### EXERCISE AIM
Print the listing below exactly.

Figure content listings
┄┄┄┄┄┄┄┄┄┄

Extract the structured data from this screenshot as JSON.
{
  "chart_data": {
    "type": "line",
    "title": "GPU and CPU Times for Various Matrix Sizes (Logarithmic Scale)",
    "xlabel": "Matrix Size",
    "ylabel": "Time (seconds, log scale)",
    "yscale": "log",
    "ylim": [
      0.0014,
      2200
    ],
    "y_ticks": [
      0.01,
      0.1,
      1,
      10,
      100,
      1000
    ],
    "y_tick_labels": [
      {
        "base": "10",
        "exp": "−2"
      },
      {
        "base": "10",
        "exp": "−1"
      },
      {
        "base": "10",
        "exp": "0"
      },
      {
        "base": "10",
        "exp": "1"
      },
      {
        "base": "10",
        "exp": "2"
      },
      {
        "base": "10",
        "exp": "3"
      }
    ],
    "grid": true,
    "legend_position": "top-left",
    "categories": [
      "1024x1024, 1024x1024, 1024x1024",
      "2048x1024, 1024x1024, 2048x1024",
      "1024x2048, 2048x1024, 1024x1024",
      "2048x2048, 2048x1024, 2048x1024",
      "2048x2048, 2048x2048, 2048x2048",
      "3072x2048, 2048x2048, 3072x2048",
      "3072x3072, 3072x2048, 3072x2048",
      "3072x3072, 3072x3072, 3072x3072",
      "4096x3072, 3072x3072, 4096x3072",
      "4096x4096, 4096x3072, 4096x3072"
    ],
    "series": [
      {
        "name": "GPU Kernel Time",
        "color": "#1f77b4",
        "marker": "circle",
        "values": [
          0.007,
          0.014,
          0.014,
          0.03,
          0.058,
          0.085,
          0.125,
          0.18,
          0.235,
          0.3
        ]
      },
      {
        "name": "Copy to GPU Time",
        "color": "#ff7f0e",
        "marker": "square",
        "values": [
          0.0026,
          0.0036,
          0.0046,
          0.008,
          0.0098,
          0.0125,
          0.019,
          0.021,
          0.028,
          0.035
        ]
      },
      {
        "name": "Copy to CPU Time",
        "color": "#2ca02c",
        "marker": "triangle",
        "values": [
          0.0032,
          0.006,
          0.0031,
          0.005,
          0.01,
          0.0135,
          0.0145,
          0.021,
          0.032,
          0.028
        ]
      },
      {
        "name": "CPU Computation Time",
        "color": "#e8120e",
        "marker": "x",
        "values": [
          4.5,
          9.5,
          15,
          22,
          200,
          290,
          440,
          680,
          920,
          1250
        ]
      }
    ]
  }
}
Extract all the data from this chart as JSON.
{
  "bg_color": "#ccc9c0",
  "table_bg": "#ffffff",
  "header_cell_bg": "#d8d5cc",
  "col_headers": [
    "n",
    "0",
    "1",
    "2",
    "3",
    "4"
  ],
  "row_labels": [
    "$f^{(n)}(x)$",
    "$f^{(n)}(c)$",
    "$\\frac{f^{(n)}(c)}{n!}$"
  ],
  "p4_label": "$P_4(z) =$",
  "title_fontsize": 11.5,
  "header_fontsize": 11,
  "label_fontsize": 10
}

┄┄┄┄┄┄┄┄┄┄

### FINAL RESULT
Extract the structured data from this screenshot as JSON.
{
  "chart_data": {
    "type": "line",
    "title": "GPU and CPU Times for Various Matrix Sizes (Logarithmic Scale)",
    "xlabel": "Matrix Size",
    "ylabel": "Time (seconds, log scale)",
    "yscale": "log",
    "ylim": [
      0.0014,
      2200
    ],
    "y_ticks": [
      0.01,
      0.1,
      1,
      10,
      100,
      1000
    ],
    "y_tick_labels": [
      {
        "base": "10",
        "exp": "−2"
      },
      {
        "base": "10",
        "exp": "−1"
      },
      {
        "base": "10",
        "exp": "0"
      },
      {
        "base": "10",
        "exp": "1"
      },
      {
        "base": "10",
        "exp": "2"
      },
      {
        "base": "10",
        "exp": "3"
      }
    ],
    "grid": true,
    "legend_position": "top-left",
    "categories": [
      "1024x1024, 1024x1024, 1024x1024",
      "2048x1024, 1024x1024, 2048x1024",
      "1024x2048, 2048x1024, 1024x1024",
      "2048x2048, 2048x1024, 2048x1024",
      "2048x2048, 2048x2048, 2048x2048",
      "3072x2048, 2048x2048, 3072x2048",
      "3072x3072, 3072x2048, 3072x2048",
      "3072x3072, 3072x3072, 3072x3072",
      "4096x3072, 3072x3072, 4096x3072",
      "4096x4096, 4096x3072, 4096x3072"
    ],
    "series": [
      {
        "name": "GPU Kernel Time",
        "color": "#1f77b4",
        "marker": "circle",
        "values": [
          0.007,
          0.014,
          0.014,
          0.03,
          0.058,
          0.085,
          0.125,
          0.18,
          0.235,
          0.3
        ]
      },
      {
        "name": "Copy to GPU Time",
        "color": "#ff7f0e",
        "marker": "square",
        "values": [
          0.0026,
          0.0036,
          0.0046,
          0.008,
          0.0098,
          0.0125,
          0.019,
          0.021,
          0.028,
          0.035
        ]
      },
      {
        "name": "Copy to CPU Time",
        "color": "#2ca02c",
        "marker": "triangle",
        "values": [
          0.0032,
          0.006,
          0.0031,
          0.005,
          0.01,
          0.0135,
          0.0145,
          0.021,
          0.032,
          0.028
        ]
      },
      {
        "name": "CPU Computation Time",
        "color": "#e8120e",
        "marker": "x",
        "values": [
          4.5,
          9.5,
          15,
          22,
          200,
          290,
          440,
          680,
          920,
          1250
        ]
      }
    ]
  }
}
Extract all the data from this chart as JSON.
{
  "bg_color": "#ccc9c0",
  "table_bg": "#ffffff",
  "header_cell_bg": "#d8d5cc",
  "col_headers": [
    "n",
    "0",
    "1",
    "2",
    "3",
    "4"
  ],
  "row_labels": [
    "$f^{(n)}(x)$",
    "$f^{(n)}(c)$",
    "$\\frac{f^{(n)}(c)}{n!}$"
  ],
  "p4_label": "$P_4(z) =$",
  "title_fontsize": 11.5,
  "header_fontsize": 11,
  "label_fontsize": 10
}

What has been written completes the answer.